■ THE REQUEST: Select lines where the word "JSON" appears.

BEGIN DATA SUPPLIED

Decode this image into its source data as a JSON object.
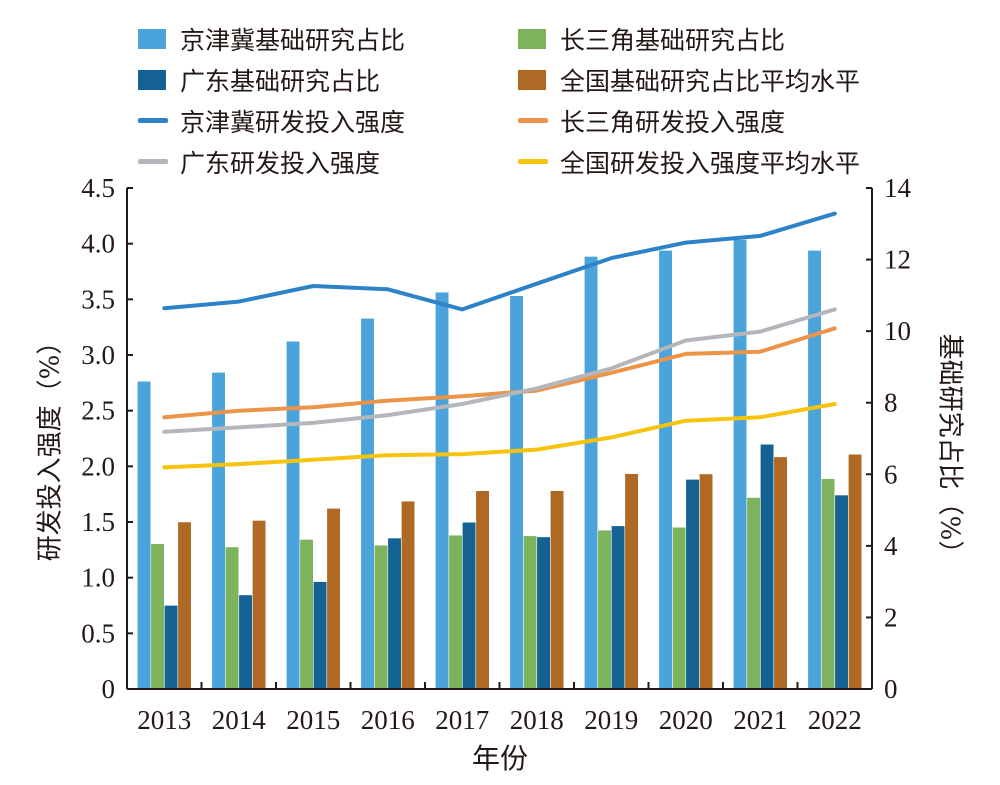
{
  "chart_data": {
    "type": "bar",
    "title": "",
    "categories": [
      "2013",
      "2014",
      "2015",
      "2016",
      "2017",
      "2018",
      "2019",
      "2020",
      "2021",
      "2022"
    ],
    "xlabel": "年份",
    "ylabel_left": "研发投入强度（%）",
    "ylabel_right": "基础研究占比（%）",
    "ylim_left": [
      0,
      4.5
    ],
    "yticks_left": [
      "0",
      "0.5",
      "1.0",
      "1.5",
      "2.0",
      "2.5",
      "3.0",
      "3.5",
      "4.0",
      "4.5"
    ],
    "ylim_right": [
      0,
      14
    ],
    "yticks_right": [
      "0",
      "2",
      "4",
      "6",
      "8",
      "10",
      "12",
      "14"
    ],
    "grid": false,
    "legend_position": "top",
    "bar_series": [
      {
        "name": "京津冀基础研究占比",
        "axis": "right",
        "color": "#4aa3db",
        "values": [
          8.6,
          8.85,
          9.72,
          10.36,
          11.09,
          10.99,
          12.09,
          12.26,
          12.56,
          12.26
        ]
      },
      {
        "name": "长三角基础研究占比",
        "axis": "right",
        "color": "#7cb35c",
        "values": [
          4.06,
          3.97,
          4.18,
          4.02,
          4.3,
          4.28,
          4.44,
          4.52,
          5.35,
          5.88
        ]
      },
      {
        "name": "广东基础研究占比",
        "axis": "right",
        "color": "#136293",
        "values": [
          2.34,
          2.63,
          3.0,
          4.22,
          4.66,
          4.25,
          4.56,
          5.86,
          6.84,
          5.42
        ]
      },
      {
        "name": "全国基础研究占比平均水平",
        "axis": "right",
        "color": "#ae6a25",
        "values": [
          4.67,
          4.71,
          5.05,
          5.25,
          5.54,
          5.54,
          6.02,
          6.01,
          6.49,
          6.56
        ]
      }
    ],
    "line_series": [
      {
        "name": "京津冀研发投入强度",
        "axis": "left",
        "color": "#2e83c8",
        "values": [
          3.42,
          3.48,
          3.62,
          3.59,
          3.41,
          3.64,
          3.87,
          4.01,
          4.07,
          4.27
        ]
      },
      {
        "name": "长三角研发投入强度",
        "axis": "left",
        "color": "#ec9447",
        "values": [
          2.44,
          2.5,
          2.53,
          2.59,
          2.63,
          2.68,
          2.84,
          3.01,
          3.03,
          3.24
        ]
      },
      {
        "name": "广东研发投入强度",
        "axis": "left",
        "color": "#b4b6bc",
        "values": [
          2.31,
          2.35,
          2.39,
          2.46,
          2.56,
          2.7,
          2.88,
          3.13,
          3.21,
          3.41
        ]
      },
      {
        "name": "全国研发投入强度平均水平",
        "axis": "left",
        "color": "#f6c40f",
        "values": [
          1.99,
          2.02,
          2.06,
          2.1,
          2.11,
          2.15,
          2.26,
          2.41,
          2.44,
          2.56
        ]
      }
    ]
  },
  "legend": [
    {
      "label": "京津冀基础研究占比",
      "kind": "bar",
      "color": "#4aa3db"
    },
    {
      "label": "长三角基础研究占比",
      "kind": "bar",
      "color": "#7cb35c"
    },
    {
      "label": "广东基础研究占比",
      "kind": "bar",
      "color": "#136293"
    },
    {
      "label": "全国基础研究占比平均水平",
      "kind": "bar",
      "color": "#ae6a25"
    },
    {
      "label": "京津冀研发投入强度",
      "kind": "line",
      "color": "#2e83c8"
    },
    {
      "label": "长三角研发投入强度",
      "kind": "line",
      "color": "#ec9447"
    },
    {
      "label": "广东研发投入强度",
      "kind": "line",
      "color": "#b4b6bc"
    },
    {
      "label": "全国研发投入强度平均水平",
      "kind": "line",
      "color": "#f6c40f"
    }
  ]
}
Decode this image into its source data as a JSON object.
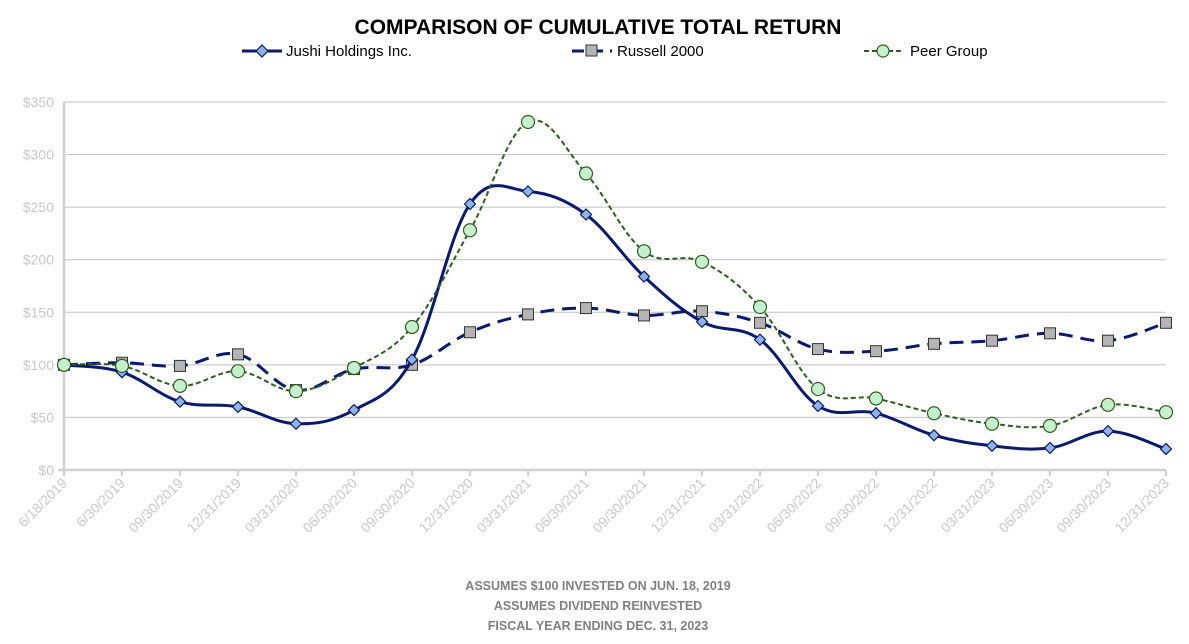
{
  "chart_data": {
    "type": "line",
    "title": "COMPARISON OF CUMULATIVE TOTAL RETURN",
    "categories": [
      "6/18/2019",
      "6/30/2019",
      "09/30/2019",
      "12/31/2019",
      "03/31/2020",
      "06/30/2020",
      "09/30/2020",
      "12/31/2020",
      "03/31/2021",
      "06/30/2021",
      "09/30/2021",
      "12/31/2021",
      "03/31/2022",
      "06/30/2022",
      "09/30/2022",
      "12/31/2022",
      "03/31/2023",
      "06/30/2023",
      "09/30/2023",
      "12/31/2023"
    ],
    "series": [
      {
        "name": "Jushi Holdings Inc.",
        "color": "#0a1a6e",
        "marker": "diamond",
        "marker_fill": "#8db4e2",
        "values": [
          100,
          93,
          65,
          60,
          44,
          57,
          105,
          253,
          265,
          243,
          184,
          141,
          124,
          61,
          54,
          33,
          23,
          21,
          37,
          20
        ]
      },
      {
        "name": "Russell 2000",
        "color": "#0a1a6e",
        "marker": "square",
        "marker_fill": "#b4b4b4",
        "values": [
          100,
          102,
          99,
          110,
          76,
          96,
          100,
          131,
          148,
          154,
          147,
          151,
          140,
          115,
          113,
          120,
          123,
          130,
          123,
          140
        ]
      },
      {
        "name": "Peer Group",
        "color": "#2e5e1e",
        "marker": "circle",
        "marker_fill": "#c6efce",
        "values": [
          100,
          99,
          80,
          94,
          75,
          97,
          136,
          228,
          331,
          282,
          208,
          198,
          155,
          77,
          68,
          54,
          44,
          42,
          62,
          55
        ]
      }
    ],
    "ylim": [
      0,
      350
    ],
    "yticks": [
      "$0",
      "$50",
      "$100",
      "$150",
      "$200",
      "$250",
      "$300",
      "$350"
    ],
    "ytick_values": [
      0,
      50,
      100,
      150,
      200,
      250,
      300,
      350
    ],
    "xlabel": "",
    "ylabel": "",
    "legend_position": "top",
    "grid": true
  },
  "footnotes": [
    "ASSUMES $100 INVESTED ON JUN. 18, 2019",
    "ASSUMES DIVIDEND REINVESTED",
    "FISCAL YEAR ENDING DEC. 31, 2023"
  ],
  "colors": {
    "grid": "#c0c0c0",
    "axis": "#d0d0d0",
    "tick_text": "#c8c8c8",
    "footnote": "#808080"
  }
}
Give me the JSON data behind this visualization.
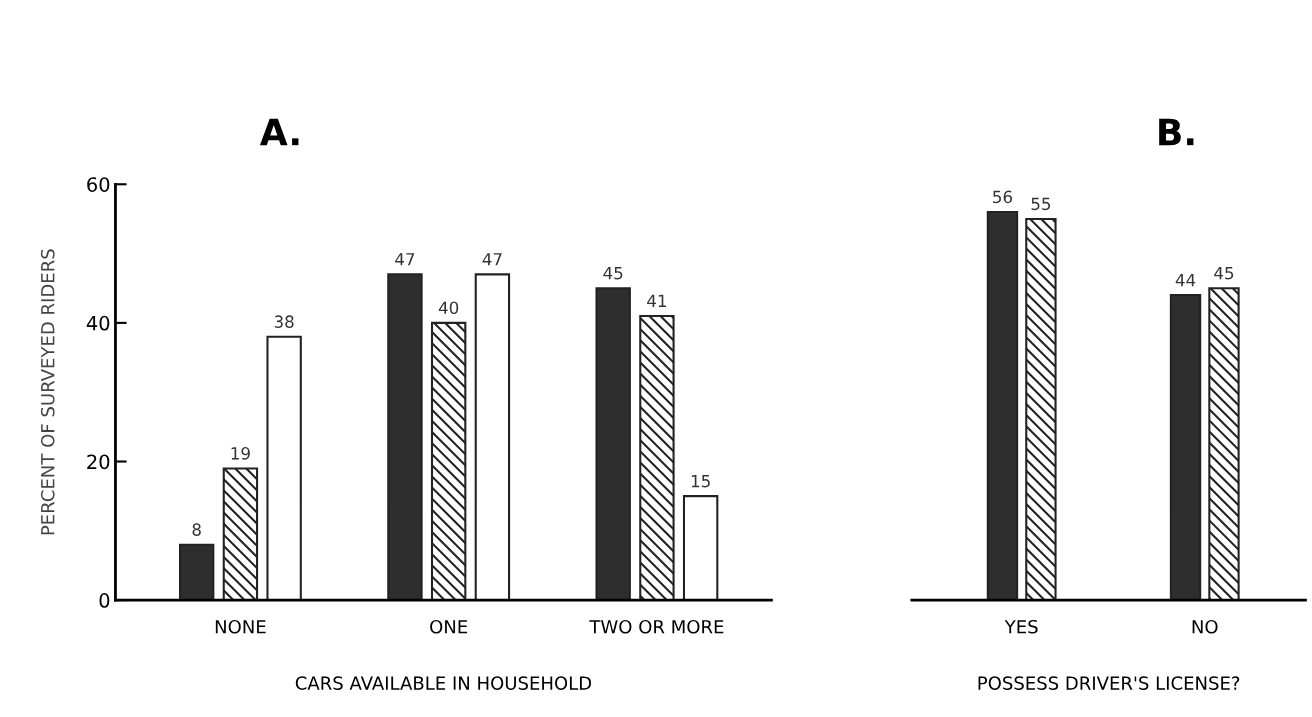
{
  "chart_data": [
    {
      "type": "bar",
      "title": "A.",
      "xlabel": "CARS AVAILABLE IN HOUSEHOLD",
      "ylabel": "PERCENT OF SURVEYED RIDERS",
      "categories": [
        "NONE",
        "ONE",
        "TWO OR MORE"
      ],
      "series": [
        {
          "color": "#2e2e2e",
          "values": [
            8,
            47,
            45
          ]
        },
        {
          "color": "#222222",
          "values": [
            19,
            40,
            41
          ]
        },
        {
          "color": "#ffffff",
          "values": [
            38,
            47,
            15
          ]
        }
      ],
      "ylim": [
        0,
        60
      ],
      "yticks": [
        0,
        20,
        40,
        60
      ],
      "data_labels": true,
      "grid": false,
      "legend": false
    },
    {
      "type": "bar",
      "title": "B.",
      "xlabel": "POSSESS DRIVER'S LICENSE?",
      "categories": [
        "YES",
        "NO"
      ],
      "series": [
        {
          "color": "#2e2e2e",
          "values": [
            56,
            44
          ]
        },
        {
          "color": "#222222",
          "values": [
            55,
            45
          ]
        }
      ],
      "ylim": [
        0,
        60
      ],
      "tick_labels": "x",
      "data_labels": true,
      "grid": false,
      "legend": false
    }
  ]
}
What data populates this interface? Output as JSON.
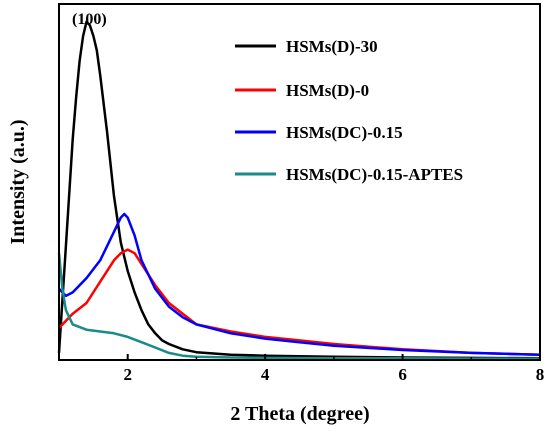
{
  "chart_data": {
    "type": "line",
    "xlabel": "2 Theta (degree)",
    "ylabel": "Intensity (a.u.)",
    "xlim": [
      1,
      8
    ],
    "ylim": [
      0,
      1
    ],
    "xticks": [
      2,
      4,
      6,
      8
    ],
    "grid": false,
    "legend_position": "top-right",
    "annotations": [
      {
        "text": "(100)",
        "x": 1.45,
        "y": 0.98
      }
    ],
    "series": [
      {
        "name": "HSMs(D)-30",
        "color": "#000000",
        "x": [
          1.0,
          1.1,
          1.2,
          1.25,
          1.3,
          1.35,
          1.4,
          1.45,
          1.5,
          1.55,
          1.6,
          1.7,
          1.8,
          1.9,
          2.0,
          2.1,
          2.2,
          2.3,
          2.4,
          2.5,
          2.6,
          2.8,
          3.0,
          3.5,
          4.0,
          5.0,
          6.0,
          7.0,
          8.0
        ],
        "y": [
          0.02,
          0.32,
          0.62,
          0.74,
          0.84,
          0.91,
          0.95,
          0.94,
          0.91,
          0.87,
          0.8,
          0.64,
          0.46,
          0.33,
          0.25,
          0.19,
          0.14,
          0.1,
          0.075,
          0.055,
          0.045,
          0.03,
          0.022,
          0.015,
          0.012,
          0.009,
          0.007,
          0.006,
          0.005
        ]
      },
      {
        "name": "HSMs(D)-0",
        "color": "#ff0000",
        "x": [
          1.0,
          1.2,
          1.4,
          1.6,
          1.8,
          1.9,
          2.0,
          2.1,
          2.2,
          2.4,
          2.6,
          2.8,
          3.0,
          3.5,
          4.0,
          4.5,
          5.0,
          6.0,
          7.0,
          8.0
        ],
        "y": [
          0.09,
          0.13,
          0.16,
          0.22,
          0.28,
          0.3,
          0.31,
          0.3,
          0.27,
          0.21,
          0.16,
          0.13,
          0.1,
          0.08,
          0.065,
          0.055,
          0.045,
          0.03,
          0.02,
          0.015
        ]
      },
      {
        "name": "HSMs(DC)-0.15",
        "color": "#0000ff",
        "x": [
          1.0,
          1.1,
          1.2,
          1.4,
          1.6,
          1.7,
          1.8,
          1.9,
          1.95,
          2.0,
          2.1,
          2.2,
          2.4,
          2.6,
          2.8,
          3.0,
          3.5,
          4.0,
          4.5,
          5.0,
          6.0,
          7.0,
          8.0
        ],
        "y": [
          0.2,
          0.18,
          0.19,
          0.23,
          0.28,
          0.32,
          0.36,
          0.4,
          0.41,
          0.4,
          0.35,
          0.28,
          0.2,
          0.15,
          0.12,
          0.1,
          0.075,
          0.06,
          0.05,
          0.04,
          0.028,
          0.02,
          0.015
        ]
      },
      {
        "name": "HSMs(DC)-0.15-APTES",
        "color": "#1a8a8a",
        "x": [
          1.0,
          1.05,
          1.1,
          1.2,
          1.4,
          1.6,
          1.8,
          2.0,
          2.2,
          2.4,
          2.6,
          2.8,
          3.0,
          3.5,
          4.0,
          5.0,
          6.0,
          7.0,
          8.0
        ],
        "y": [
          0.3,
          0.2,
          0.14,
          0.1,
          0.085,
          0.08,
          0.075,
          0.065,
          0.05,
          0.035,
          0.02,
          0.012,
          0.009,
          0.007,
          0.006,
          0.005,
          0.005,
          0.004,
          0.004
        ]
      }
    ]
  }
}
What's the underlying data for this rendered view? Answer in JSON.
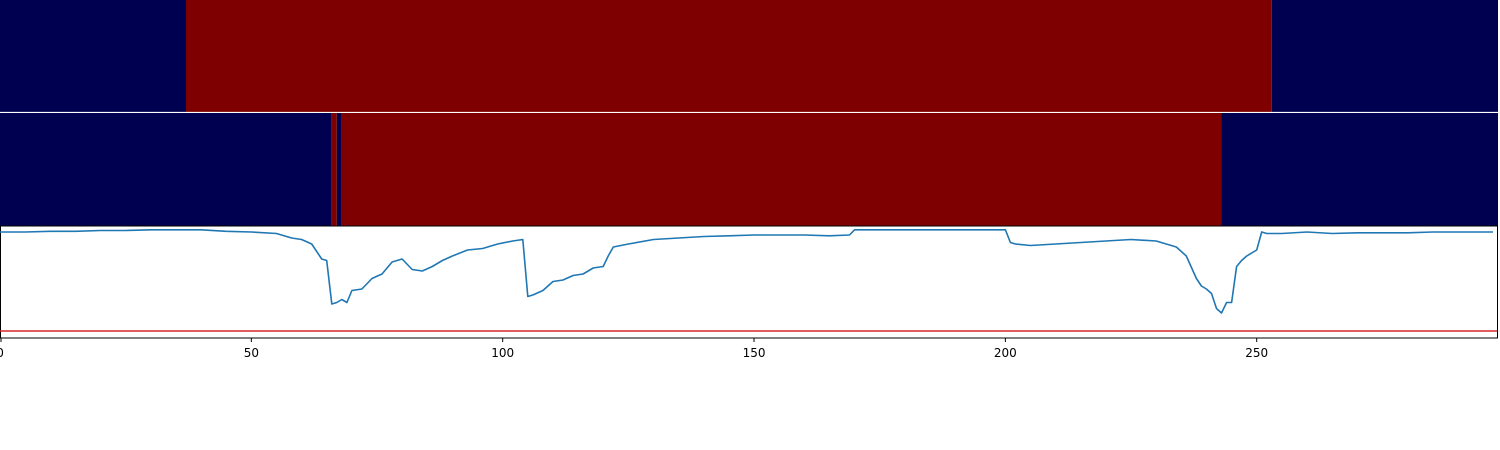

END DATA SUPPLIED

■ WRITTEN RESPONSE:
Decode this image into its source data as a JSON object.
Decode this image into its source data as a JSON object.
Give me the JSON data behind this visualization.
What data populates this interface? Output as JSON.
What's the underlying data for this rendered view? Answer in JSON.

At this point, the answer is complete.